═════ EXERCISE DATA ═════

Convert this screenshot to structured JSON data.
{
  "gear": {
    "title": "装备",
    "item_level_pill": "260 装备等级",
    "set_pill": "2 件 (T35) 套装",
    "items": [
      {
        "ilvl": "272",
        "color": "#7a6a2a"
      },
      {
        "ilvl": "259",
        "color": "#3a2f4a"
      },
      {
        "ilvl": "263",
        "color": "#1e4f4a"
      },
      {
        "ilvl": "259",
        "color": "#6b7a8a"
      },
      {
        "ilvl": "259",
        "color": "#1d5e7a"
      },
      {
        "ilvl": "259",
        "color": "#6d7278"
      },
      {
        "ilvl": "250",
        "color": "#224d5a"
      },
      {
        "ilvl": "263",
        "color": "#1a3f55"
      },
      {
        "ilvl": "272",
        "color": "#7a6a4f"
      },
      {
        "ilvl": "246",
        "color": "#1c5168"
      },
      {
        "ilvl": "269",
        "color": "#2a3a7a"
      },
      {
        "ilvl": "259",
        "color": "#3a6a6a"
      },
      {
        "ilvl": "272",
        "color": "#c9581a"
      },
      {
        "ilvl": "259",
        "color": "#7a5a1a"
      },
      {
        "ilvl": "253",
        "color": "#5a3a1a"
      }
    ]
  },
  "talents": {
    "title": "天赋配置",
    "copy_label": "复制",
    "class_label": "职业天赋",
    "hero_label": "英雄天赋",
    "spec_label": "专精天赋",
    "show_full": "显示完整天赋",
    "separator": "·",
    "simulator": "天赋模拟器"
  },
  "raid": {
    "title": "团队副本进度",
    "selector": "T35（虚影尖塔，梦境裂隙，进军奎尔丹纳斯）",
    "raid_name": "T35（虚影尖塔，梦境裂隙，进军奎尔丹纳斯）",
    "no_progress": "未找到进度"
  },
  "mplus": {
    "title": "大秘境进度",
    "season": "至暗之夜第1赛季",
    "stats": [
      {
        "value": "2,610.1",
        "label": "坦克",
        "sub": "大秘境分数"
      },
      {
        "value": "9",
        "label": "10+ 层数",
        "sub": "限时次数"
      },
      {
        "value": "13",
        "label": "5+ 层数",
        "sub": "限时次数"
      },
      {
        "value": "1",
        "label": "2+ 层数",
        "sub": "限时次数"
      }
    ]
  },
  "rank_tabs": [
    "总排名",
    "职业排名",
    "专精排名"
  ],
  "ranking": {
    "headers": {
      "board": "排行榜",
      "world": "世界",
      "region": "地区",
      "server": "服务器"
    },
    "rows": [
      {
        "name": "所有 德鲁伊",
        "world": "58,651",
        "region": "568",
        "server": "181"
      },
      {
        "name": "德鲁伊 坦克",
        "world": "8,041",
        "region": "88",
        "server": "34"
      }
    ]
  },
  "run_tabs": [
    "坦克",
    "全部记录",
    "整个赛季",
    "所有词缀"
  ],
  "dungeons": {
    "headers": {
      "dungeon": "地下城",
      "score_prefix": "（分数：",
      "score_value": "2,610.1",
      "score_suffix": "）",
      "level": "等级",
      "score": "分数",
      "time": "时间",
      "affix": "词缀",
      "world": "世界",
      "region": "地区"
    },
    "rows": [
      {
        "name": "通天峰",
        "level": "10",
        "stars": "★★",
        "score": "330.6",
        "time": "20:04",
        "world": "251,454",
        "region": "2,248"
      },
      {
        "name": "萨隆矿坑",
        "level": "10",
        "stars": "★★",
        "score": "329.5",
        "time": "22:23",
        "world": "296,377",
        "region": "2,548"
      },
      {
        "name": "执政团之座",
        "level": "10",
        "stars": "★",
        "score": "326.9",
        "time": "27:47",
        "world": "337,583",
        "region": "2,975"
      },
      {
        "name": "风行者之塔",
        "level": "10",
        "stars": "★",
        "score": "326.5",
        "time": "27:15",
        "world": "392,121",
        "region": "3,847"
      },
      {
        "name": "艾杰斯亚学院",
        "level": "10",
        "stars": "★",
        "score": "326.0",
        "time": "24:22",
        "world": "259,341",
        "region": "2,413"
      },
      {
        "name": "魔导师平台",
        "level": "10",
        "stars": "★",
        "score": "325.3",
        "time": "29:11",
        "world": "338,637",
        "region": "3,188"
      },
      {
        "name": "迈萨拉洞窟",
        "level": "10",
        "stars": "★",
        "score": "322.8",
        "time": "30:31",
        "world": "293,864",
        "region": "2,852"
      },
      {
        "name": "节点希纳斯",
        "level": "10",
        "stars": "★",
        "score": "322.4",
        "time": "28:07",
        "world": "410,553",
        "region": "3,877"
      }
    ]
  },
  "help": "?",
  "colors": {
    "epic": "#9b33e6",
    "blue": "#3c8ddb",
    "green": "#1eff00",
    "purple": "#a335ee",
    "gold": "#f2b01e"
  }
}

═════

**TASK BRIEF**
Extract the data exactly as given.

**OUTPUT OF THE TASK**
Convert this screenshot to structured JSON data.
{
  "gear": {
    "title": "装备",
    "item_level_pill": "260 装备等级",
    "set_pill": "2 件 (T35) 套装",
    "items": [
      {
        "ilvl": "272",
        "color": "#7a6a2a"
      },
      {
        "ilvl": "259",
        "color": "#3a2f4a"
      },
      {
        "ilvl": "263",
        "color": "#1e4f4a"
      },
      {
        "ilvl": "259",
        "color": "#6b7a8a"
      },
      {
        "ilvl": "259",
        "color": "#1d5e7a"
      },
      {
        "ilvl": "259",
        "color": "#6d7278"
      },
      {
        "ilvl": "250",
        "color": "#224d5a"
      },
      {
        "ilvl": "263",
        "color": "#1a3f55"
      },
      {
        "ilvl": "272",
        "color": "#7a6a4f"
      },
      {
        "ilvl": "246",
        "color": "#1c5168"
      },
      {
        "ilvl": "269",
        "color": "#2a3a7a"
      },
      {
        "ilvl": "259",
        "color": "#3a6a6a"
      },
      {
        "ilvl": "272",
        "color": "#c9581a"
      },
      {
        "ilvl": "259",
        "color": "#7a5a1a"
      },
      {
        "ilvl": "253",
        "color": "#5a3a1a"
      }
    ]
  },
  "talents": {
    "title": "天赋配置",
    "copy_label": "复制",
    "class_label": "职业天赋",
    "hero_label": "英雄天赋",
    "spec_label": "专精天赋",
    "show_full": "显示完整天赋",
    "separator": "·",
    "simulator": "天赋模拟器"
  },
  "raid": {
    "title": "团队副本进度",
    "selector": "T35（虚影尖塔，梦境裂隙，进军奎尔丹纳斯）",
    "raid_name": "T35（虚影尖塔，梦境裂隙，进军奎尔丹纳斯）",
    "no_progress": "未找到进度"
  },
  "mplus": {
    "title": "大秘境进度",
    "season": "至暗之夜第1赛季",
    "stats": [
      {
        "value": "2,610.1",
        "label": "坦克",
        "sub": "大秘境分数"
      },
      {
        "value": "9",
        "label": "10+ 层数",
        "sub": "限时次数"
      },
      {
        "value": "13",
        "label": "5+ 层数",
        "sub": "限时次数"
      },
      {
        "value": "1",
        "label": "2+ 层数",
        "sub": "限时次数"
      }
    ]
  },
  "rank_tabs": [
    "总排名",
    "职业排名",
    "专精排名"
  ],
  "ranking": {
    "headers": {
      "board": "排行榜",
      "world": "世界",
      "region": "地区",
      "server": "服务器"
    },
    "rows": [
      {
        "name": "所有 德鲁伊",
        "world": "58,651",
        "region": "568",
        "server": "181"
      },
      {
        "name": "德鲁伊 坦克",
        "world": "8,041",
        "region": "88",
        "server": "34"
      }
    ]
  },
  "run_tabs": [
    "坦克",
    "全部记录",
    "整个赛季",
    "所有词缀"
  ],
  "dungeons": {
    "headers": {
      "dungeon": "地下城",
      "score_prefix": "（分数：",
      "score_value": "2,610.1",
      "score_suffix": "）",
      "level": "等级",
      "score": "分数",
      "time": "时间",
      "affix": "词缀",
      "world": "世界",
      "region": "地区"
    },
    "rows": [
      {
        "name": "通天峰",
        "level": "10",
        "stars": "★★",
        "score": "330.6",
        "time": "20:04",
        "world": "251,454",
        "region": "2,248"
      },
      {
        "name": "萨隆矿坑",
        "level": "10",
        "stars": "★★",
        "score": "329.5",
        "time": "22:23",
        "world": "296,377",
        "region": "2,548"
      },
      {
        "name": "执政团之座",
        "level": "10",
        "stars": "★",
        "score": "326.9",
        "time": "27:47",
        "world": "337,583",
        "region": "2,975"
      },
      {
        "name": "风行者之塔",
        "level": "10",
        "stars": "★",
        "score": "326.5",
        "time": "27:15",
        "world": "392,121",
        "region": "3,847"
      },
      {
        "name": "艾杰斯亚学院",
        "level": "10",
        "stars": "★",
        "score": "326.0",
        "time": "24:22",
        "world": "259,341",
        "region": "2,413"
      },
      {
        "name": "魔导师平台",
        "level": "10",
        "stars": "★",
        "score": "325.3",
        "time": "29:11",
        "world": "338,637",
        "region": "3,188"
      },
      {
        "name": "迈萨拉洞窟",
        "level": "10",
        "stars": "★",
        "score": "322.8",
        "time": "30:31",
        "world": "293,864",
        "region": "2,852"
      },
      {
        "name": "节点希纳斯",
        "level": "10",
        "stars": "★",
        "score": "322.4",
        "time": "28:07",
        "world": "410,553",
        "region": "3,877"
      }
    ]
  },
  "help": "?",
  "colors": {
    "epic": "#9b33e6",
    "blue": "#3c8ddb",
    "green": "#1eff00",
    "purple": "#a335ee",
    "gold": "#f2b01e"
  }
}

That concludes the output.